"""

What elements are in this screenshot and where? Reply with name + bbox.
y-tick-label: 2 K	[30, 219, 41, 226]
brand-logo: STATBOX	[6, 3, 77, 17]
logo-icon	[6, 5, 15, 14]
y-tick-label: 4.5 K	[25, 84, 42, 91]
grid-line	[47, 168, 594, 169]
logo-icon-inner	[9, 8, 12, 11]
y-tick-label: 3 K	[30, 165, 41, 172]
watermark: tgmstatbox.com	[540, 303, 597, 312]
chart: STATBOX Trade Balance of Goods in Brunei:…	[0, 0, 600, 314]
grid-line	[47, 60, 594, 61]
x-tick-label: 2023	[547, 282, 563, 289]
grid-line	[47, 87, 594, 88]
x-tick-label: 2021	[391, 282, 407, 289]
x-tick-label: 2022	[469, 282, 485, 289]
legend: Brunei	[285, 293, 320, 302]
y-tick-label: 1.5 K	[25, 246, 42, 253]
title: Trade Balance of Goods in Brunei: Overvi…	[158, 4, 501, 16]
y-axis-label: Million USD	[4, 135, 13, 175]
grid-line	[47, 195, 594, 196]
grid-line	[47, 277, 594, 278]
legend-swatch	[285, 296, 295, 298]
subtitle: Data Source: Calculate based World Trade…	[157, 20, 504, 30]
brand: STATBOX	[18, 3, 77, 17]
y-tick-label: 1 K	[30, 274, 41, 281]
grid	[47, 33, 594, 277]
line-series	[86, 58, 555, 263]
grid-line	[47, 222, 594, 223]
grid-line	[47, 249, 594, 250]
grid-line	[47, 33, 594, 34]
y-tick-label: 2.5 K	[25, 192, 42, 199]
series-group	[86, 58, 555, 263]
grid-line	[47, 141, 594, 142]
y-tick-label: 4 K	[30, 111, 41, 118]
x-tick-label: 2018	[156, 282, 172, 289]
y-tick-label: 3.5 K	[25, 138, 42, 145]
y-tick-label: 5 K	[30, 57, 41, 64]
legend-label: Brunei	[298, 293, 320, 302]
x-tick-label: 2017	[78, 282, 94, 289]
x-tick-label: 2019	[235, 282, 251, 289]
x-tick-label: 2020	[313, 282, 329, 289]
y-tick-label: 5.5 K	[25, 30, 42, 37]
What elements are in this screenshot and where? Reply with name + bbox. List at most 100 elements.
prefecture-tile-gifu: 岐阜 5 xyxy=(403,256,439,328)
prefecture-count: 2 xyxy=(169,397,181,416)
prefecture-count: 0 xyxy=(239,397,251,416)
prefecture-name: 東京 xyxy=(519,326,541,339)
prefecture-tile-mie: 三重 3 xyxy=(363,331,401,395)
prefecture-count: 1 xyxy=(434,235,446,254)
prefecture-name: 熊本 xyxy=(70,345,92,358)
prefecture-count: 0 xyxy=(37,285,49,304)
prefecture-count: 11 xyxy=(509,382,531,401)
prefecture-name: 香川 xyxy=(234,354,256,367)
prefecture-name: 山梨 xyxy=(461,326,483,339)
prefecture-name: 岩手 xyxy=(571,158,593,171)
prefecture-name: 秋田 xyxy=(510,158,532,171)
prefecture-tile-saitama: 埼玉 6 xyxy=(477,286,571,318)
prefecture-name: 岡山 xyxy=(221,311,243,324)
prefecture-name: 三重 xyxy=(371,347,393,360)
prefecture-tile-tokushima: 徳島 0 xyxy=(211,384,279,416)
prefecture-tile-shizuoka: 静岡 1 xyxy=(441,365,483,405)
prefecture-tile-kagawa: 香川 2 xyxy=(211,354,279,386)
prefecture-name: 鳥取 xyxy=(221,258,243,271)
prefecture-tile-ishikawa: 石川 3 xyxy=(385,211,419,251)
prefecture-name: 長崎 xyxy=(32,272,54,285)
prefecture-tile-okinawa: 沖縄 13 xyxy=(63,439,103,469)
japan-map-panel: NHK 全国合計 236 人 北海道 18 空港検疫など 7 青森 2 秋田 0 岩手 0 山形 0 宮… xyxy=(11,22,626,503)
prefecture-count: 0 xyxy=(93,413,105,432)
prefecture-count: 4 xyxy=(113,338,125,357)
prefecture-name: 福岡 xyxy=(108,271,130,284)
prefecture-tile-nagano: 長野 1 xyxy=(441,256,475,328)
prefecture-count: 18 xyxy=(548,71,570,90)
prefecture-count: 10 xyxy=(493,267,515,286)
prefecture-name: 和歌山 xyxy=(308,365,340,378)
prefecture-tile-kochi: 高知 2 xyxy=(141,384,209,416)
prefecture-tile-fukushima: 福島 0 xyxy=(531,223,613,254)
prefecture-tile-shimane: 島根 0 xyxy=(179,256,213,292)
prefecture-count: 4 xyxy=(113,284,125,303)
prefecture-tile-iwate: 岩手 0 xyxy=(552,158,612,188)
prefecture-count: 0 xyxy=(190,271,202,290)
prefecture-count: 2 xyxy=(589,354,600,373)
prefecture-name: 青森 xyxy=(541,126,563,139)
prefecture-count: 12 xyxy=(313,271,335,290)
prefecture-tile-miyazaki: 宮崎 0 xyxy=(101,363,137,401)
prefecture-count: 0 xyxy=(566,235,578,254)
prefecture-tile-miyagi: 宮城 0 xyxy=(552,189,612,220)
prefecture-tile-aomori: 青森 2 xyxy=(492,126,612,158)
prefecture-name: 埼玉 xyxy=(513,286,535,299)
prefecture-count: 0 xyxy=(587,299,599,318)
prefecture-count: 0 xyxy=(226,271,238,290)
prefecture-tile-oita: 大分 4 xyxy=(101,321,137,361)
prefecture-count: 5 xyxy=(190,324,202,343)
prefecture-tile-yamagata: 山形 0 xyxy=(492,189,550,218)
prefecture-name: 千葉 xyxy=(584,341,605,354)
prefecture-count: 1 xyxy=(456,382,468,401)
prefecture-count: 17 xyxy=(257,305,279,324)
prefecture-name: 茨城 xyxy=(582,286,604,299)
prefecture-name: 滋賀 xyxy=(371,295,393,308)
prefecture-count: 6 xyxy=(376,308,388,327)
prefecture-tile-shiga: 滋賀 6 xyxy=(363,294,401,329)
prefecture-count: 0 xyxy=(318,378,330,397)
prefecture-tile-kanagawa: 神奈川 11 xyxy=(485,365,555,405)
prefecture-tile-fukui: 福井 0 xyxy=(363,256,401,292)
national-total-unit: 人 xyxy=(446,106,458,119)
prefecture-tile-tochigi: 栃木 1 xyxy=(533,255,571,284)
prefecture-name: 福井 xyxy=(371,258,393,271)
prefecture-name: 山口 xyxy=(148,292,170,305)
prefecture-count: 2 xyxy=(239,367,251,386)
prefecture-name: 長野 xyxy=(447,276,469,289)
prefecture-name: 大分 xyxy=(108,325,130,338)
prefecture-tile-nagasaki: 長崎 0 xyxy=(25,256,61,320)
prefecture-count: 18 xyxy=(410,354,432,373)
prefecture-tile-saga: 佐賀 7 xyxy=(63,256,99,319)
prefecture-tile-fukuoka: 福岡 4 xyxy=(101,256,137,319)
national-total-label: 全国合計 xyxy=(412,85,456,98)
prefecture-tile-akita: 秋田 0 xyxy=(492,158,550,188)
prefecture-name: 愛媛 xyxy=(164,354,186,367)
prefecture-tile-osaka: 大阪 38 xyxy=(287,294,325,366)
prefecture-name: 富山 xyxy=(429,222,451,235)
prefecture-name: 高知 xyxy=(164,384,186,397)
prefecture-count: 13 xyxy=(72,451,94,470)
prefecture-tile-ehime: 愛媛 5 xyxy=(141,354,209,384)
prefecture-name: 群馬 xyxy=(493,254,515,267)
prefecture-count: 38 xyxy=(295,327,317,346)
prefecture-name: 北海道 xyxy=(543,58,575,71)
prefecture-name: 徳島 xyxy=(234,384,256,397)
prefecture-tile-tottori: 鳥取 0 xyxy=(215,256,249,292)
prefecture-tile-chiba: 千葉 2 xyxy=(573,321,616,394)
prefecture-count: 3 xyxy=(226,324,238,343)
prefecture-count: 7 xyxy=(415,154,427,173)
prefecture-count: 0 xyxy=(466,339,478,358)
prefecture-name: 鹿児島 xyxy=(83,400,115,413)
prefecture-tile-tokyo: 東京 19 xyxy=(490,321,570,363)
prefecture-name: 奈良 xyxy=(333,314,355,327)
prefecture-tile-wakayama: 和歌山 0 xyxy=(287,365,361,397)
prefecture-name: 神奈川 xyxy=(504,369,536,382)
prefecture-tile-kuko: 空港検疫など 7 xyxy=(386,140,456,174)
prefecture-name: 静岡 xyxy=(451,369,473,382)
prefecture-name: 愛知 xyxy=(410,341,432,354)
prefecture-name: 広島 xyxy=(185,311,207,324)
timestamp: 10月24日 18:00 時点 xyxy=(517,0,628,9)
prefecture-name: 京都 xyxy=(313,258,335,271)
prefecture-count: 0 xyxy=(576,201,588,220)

"""

> [The problem] Repeat the entries from the very start through the line containing "prefecture-name: 香川 xyxy=(234,354,256,367)", including both ends.

> [Exercise output]
What elements are in this screenshot and where? Reply with name + bbox.
y-tick-label: 2 K	[30, 219, 41, 226]
brand-logo: STATBOX	[6, 3, 77, 17]
logo-icon	[6, 5, 15, 14]
y-tick-label: 4.5 K	[25, 84, 42, 91]
grid-line	[47, 168, 594, 169]
logo-icon-inner	[9, 8, 12, 11]
y-tick-label: 3 K	[30, 165, 41, 172]
watermark: tgmstatbox.com	[540, 303, 597, 312]
chart: STATBOX Trade Balance of Goods in Brunei:…	[0, 0, 600, 314]
grid-line	[47, 60, 594, 61]
x-tick-label: 2023	[547, 282, 563, 289]
grid-line	[47, 87, 594, 88]
x-tick-label: 2021	[391, 282, 407, 289]
x-tick-label: 2022	[469, 282, 485, 289]
legend: Brunei	[285, 293, 320, 302]
y-tick-label: 1.5 K	[25, 246, 42, 253]
title: Trade Balance of Goods in Brunei: Overvi…	[158, 4, 501, 16]
y-axis-label: Million USD	[4, 135, 13, 175]
grid-line	[47, 195, 594, 196]
grid-line	[47, 277, 594, 278]
legend-swatch	[285, 296, 295, 298]
subtitle: Data Source: Calculate based World Trade…	[157, 20, 504, 30]
brand: STATBOX	[18, 3, 77, 17]
y-tick-label: 1 K	[30, 274, 41, 281]
grid	[47, 33, 594, 277]
line-series	[86, 58, 555, 263]
grid-line	[47, 222, 594, 223]
grid-line	[47, 249, 594, 250]
grid-line	[47, 33, 594, 34]
y-tick-label: 2.5 K	[25, 192, 42, 199]
series-group	[86, 58, 555, 263]
grid-line	[47, 141, 594, 142]
y-tick-label: 4 K	[30, 111, 41, 118]
x-tick-label: 2018	[156, 282, 172, 289]
y-tick-label: 3.5 K	[25, 138, 42, 145]
y-tick-label: 5 K	[30, 57, 41, 64]
legend-label: Brunei	[298, 293, 320, 302]
x-tick-label: 2017	[78, 282, 94, 289]
x-tick-label: 2019	[235, 282, 251, 289]
x-tick-label: 2020	[313, 282, 329, 289]
y-tick-label: 5.5 K	[25, 30, 42, 37]
What elements are in this screenshot and where? Reply with name + bbox. List at most 100 elements.
prefecture-tile-gifu: 岐阜 5 xyxy=(403,256,439,328)
prefecture-count: 2 xyxy=(169,397,181,416)
prefecture-count: 0 xyxy=(239,397,251,416)
prefecture-name: 東京 xyxy=(519,326,541,339)
prefecture-tile-mie: 三重 3 xyxy=(363,331,401,395)
prefecture-count: 1 xyxy=(434,235,446,254)
prefecture-name: 熊本 xyxy=(70,345,92,358)
prefecture-count: 0 xyxy=(37,285,49,304)
prefecture-count: 11 xyxy=(509,382,531,401)
prefecture-name: 香川 xyxy=(234,354,256,367)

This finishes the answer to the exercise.